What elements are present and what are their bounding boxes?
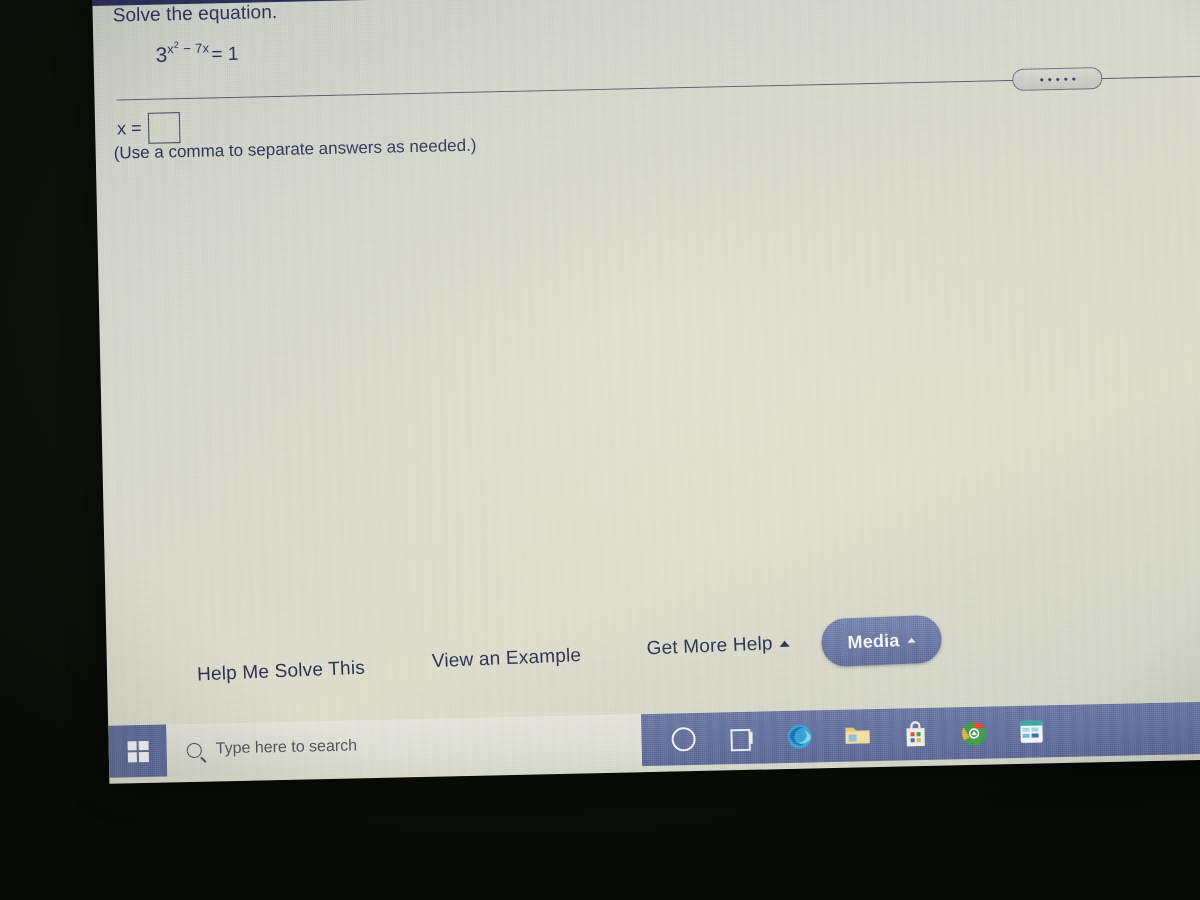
help-me-solve-this-button[interactable]: Help Me Solve This [197, 658, 366, 687]
spreadsheet-icon[interactable] [1017, 717, 1046, 746]
edge-icon[interactable] [785, 722, 814, 751]
media-button-label: Media [847, 629, 900, 652]
equation-equals: = 1 [211, 44, 239, 66]
search-placeholder: Type here to search [215, 737, 358, 758]
exponent-remainder: − 7x [183, 40, 210, 57]
photograph-of-laptop-screen: Solve the equation. 3x2 − 7x= 1 x = (Use… [0, 0, 1200, 900]
get-more-help-button[interactable]: Get More Help [646, 633, 790, 661]
action-toolbar: Help Me Solve This View an Example Get M… [196, 614, 1067, 698]
windows-logo-icon [127, 740, 149, 762]
view-an-example-button[interactable]: View an Example [431, 645, 581, 673]
dot [1039, 77, 1043, 81]
task-view-icon[interactable] [727, 724, 756, 753]
microsoft-store-icon[interactable] [901, 720, 930, 749]
dot [1071, 77, 1075, 81]
get-more-help-label: Get More Help [646, 633, 774, 660]
dot [1055, 77, 1059, 81]
laptop-screen: Solve the equation. 3x2 − 7x= 1 x = (Use… [92, 0, 1200, 784]
answer-label: x = [116, 117, 142, 139]
dot [1047, 77, 1051, 81]
search-icon [186, 742, 202, 758]
exponent-power: 2 [173, 40, 180, 51]
answer-input[interactable] [147, 112, 181, 144]
dot [1063, 77, 1067, 81]
start-button[interactable] [108, 724, 168, 778]
chrome-icon[interactable] [959, 719, 988, 748]
exercise-content: Solve the equation. 3x2 − 7x= 1 x = (Use… [92, 0, 1200, 784]
equation-base: 3 [155, 43, 168, 67]
file-explorer-icon[interactable] [843, 721, 872, 750]
ellipsis-pill[interactable] [1012, 66, 1103, 91]
equation-exponent: x2 − 7x [167, 40, 210, 57]
answer-row: x = [116, 112, 181, 144]
caret-up-icon [907, 637, 916, 643]
taskbar-search-box[interactable]: Type here to search [166, 714, 643, 777]
equation-display: 3x2 − 7x= 1 [155, 39, 238, 68]
media-button[interactable]: Media [820, 614, 943, 668]
cortana-icon[interactable] [669, 725, 698, 754]
page-title: Solve the equation. [112, 1, 278, 27]
caret-up-icon [779, 640, 790, 647]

Problem statement: Retype the entries above line for line, leaving out the picture.

In response:
What elements are present and what are their bounding boxes?
help-me-solve-this-button[interactable]: Help Me Solve This [197, 658, 366, 687]
spreadsheet-icon[interactable] [1017, 717, 1046, 746]
edge-icon[interactable] [785, 722, 814, 751]
media-button-label: Media [847, 629, 900, 652]
equation-equals: = 1 [211, 44, 239, 66]
search-placeholder: Type here to search [215, 737, 358, 758]
exponent-remainder: − 7x [183, 40, 210, 57]
photograph-of-laptop-screen: Solve the equation. 3x2 − 7x= 1 x = (Use… [0, 0, 1200, 900]
get-more-help-button[interactable]: Get More Help [646, 633, 790, 661]
action-toolbar: Help Me Solve This View an Example Get M… [196, 614, 1067, 698]
windows-logo-icon [127, 740, 149, 762]
view-an-example-button[interactable]: View an Example [431, 645, 581, 673]
dot [1039, 77, 1043, 81]
task-view-icon[interactable] [727, 724, 756, 753]
microsoft-store-icon[interactable] [901, 720, 930, 749]
dot [1071, 77, 1075, 81]
get-more-help-label: Get More Help [646, 633, 774, 660]
dot [1055, 77, 1059, 81]
laptop-screen: Solve the equation. 3x2 − 7x= 1 x = (Use… [92, 0, 1200, 784]
answer-label: x = [116, 117, 142, 139]
dot [1047, 77, 1051, 81]
search-icon [186, 742, 202, 758]
exponent-power: 2 [173, 40, 180, 51]
answer-input[interactable] [147, 112, 181, 144]
dot [1063, 77, 1067, 81]
start-button[interactable] [108, 724, 168, 778]
chrome-icon[interactable] [959, 719, 988, 748]
exercise-content: Solve the equation. 3x2 − 7x= 1 x = (Use… [92, 0, 1200, 784]
equation-base: 3 [155, 43, 168, 67]
file-explorer-icon[interactable] [843, 721, 872, 750]
ellipsis-pill[interactable] [1012, 66, 1103, 91]
equation-exponent: x2 − 7x [167, 40, 210, 57]
answer-row: x = [116, 112, 181, 144]
caret-up-icon [907, 637, 916, 643]
taskbar-search-box[interactable]: Type here to search [166, 714, 643, 777]
equation-display: 3x2 − 7x= 1 [155, 39, 238, 68]
media-button[interactable]: Media [820, 614, 943, 668]
cortana-icon[interactable] [669, 725, 698, 754]
page-title: Solve the equation. [112, 1, 278, 27]
caret-up-icon [779, 640, 790, 647]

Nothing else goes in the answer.